JOB
Leaving out every picture, quote the data below exactly as it appears.

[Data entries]
-- Begin --
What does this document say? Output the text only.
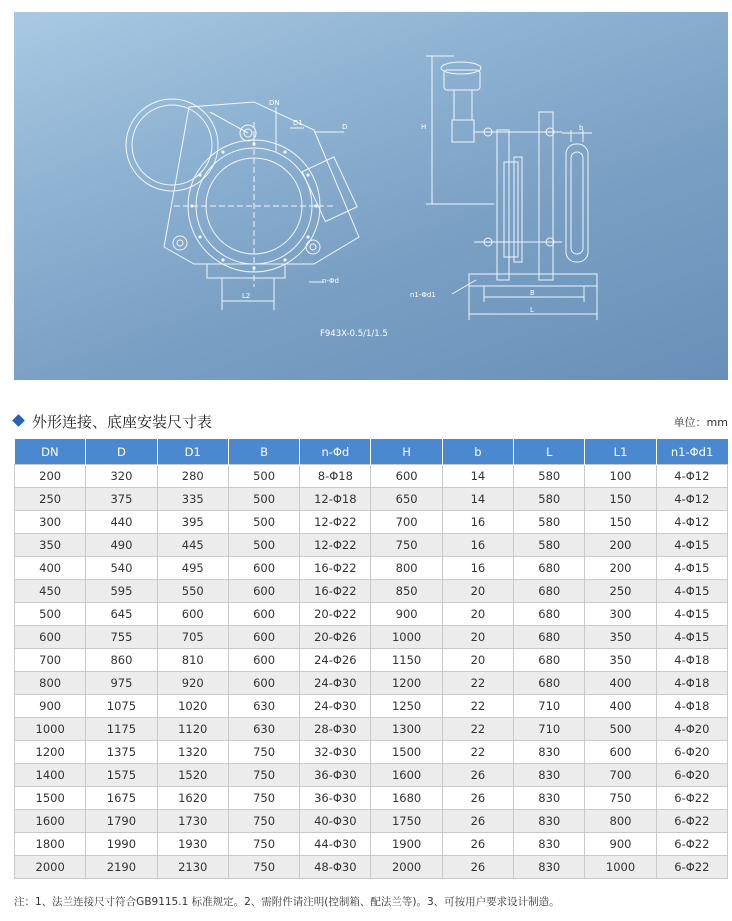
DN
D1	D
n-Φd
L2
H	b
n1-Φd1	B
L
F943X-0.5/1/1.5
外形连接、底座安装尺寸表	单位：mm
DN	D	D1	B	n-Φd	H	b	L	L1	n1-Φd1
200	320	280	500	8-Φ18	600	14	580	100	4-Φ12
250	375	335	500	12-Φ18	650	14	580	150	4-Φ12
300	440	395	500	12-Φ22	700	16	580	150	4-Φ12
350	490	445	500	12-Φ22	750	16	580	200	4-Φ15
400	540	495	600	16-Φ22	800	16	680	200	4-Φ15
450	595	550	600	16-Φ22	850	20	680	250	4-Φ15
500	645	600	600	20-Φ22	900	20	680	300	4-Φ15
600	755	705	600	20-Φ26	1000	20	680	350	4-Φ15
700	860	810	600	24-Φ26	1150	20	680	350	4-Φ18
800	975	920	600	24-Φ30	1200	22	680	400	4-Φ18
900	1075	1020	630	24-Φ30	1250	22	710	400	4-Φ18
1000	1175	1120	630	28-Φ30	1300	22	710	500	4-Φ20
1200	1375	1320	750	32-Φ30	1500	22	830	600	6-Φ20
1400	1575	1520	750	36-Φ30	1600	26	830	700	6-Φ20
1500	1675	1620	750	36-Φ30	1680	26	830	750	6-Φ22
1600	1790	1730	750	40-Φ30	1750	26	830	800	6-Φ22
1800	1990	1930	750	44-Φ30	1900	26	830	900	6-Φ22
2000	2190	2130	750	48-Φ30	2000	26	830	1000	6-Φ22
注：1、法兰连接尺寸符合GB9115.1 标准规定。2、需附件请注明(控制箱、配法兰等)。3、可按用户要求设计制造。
-- End --
ANSWER TO THIS EXERCISE
What does this document say? Output the text only.
DN
D1	D
n-Φd
L2
H	b
n1-Φd1	B
L
F943X-0.5/1/1.5
外形连接、底座安装尺寸表	单位：mm
DN	D	D1	B	n-Φd	H	b	L	L1	n1-Φd1
200	320	280	500	8-Φ18	600	14	580	100	4-Φ12
250	375	335	500	12-Φ18	650	14	580	150	4-Φ12
300	440	395	500	12-Φ22	700	16	580	150	4-Φ12
350	490	445	500	12-Φ22	750	16	580	200	4-Φ15
400	540	495	600	16-Φ22	800	16	680	200	4-Φ15
450	595	550	600	16-Φ22	850	20	680	250	4-Φ15
500	645	600	600	20-Φ22	900	20	680	300	4-Φ15
600	755	705	600	20-Φ26	1000	20	680	350	4-Φ15
700	860	810	600	24-Φ26	1150	20	680	350	4-Φ18
800	975	920	600	24-Φ30	1200	22	680	400	4-Φ18
900	1075	1020	630	24-Φ30	1250	22	710	400	4-Φ18
1000	1175	1120	630	28-Φ30	1300	22	710	500	4-Φ20
1200	1375	1320	750	32-Φ30	1500	22	830	600	6-Φ20
1400	1575	1520	750	36-Φ30	1600	26	830	700	6-Φ20
1500	1675	1620	750	36-Φ30	1680	26	830	750	6-Φ22
1600	1790	1730	750	40-Φ30	1750	26	830	800	6-Φ22
1800	1990	1930	750	44-Φ30	1900	26	830	900	6-Φ22
2000	2190	2130	750	48-Φ30	2000	26	830	1000	6-Φ22
注：1、法兰连接尺寸符合GB9115.1 标准规定。2、需附件请注明(控制箱、配法兰等)。3、可按用户要求设计制造。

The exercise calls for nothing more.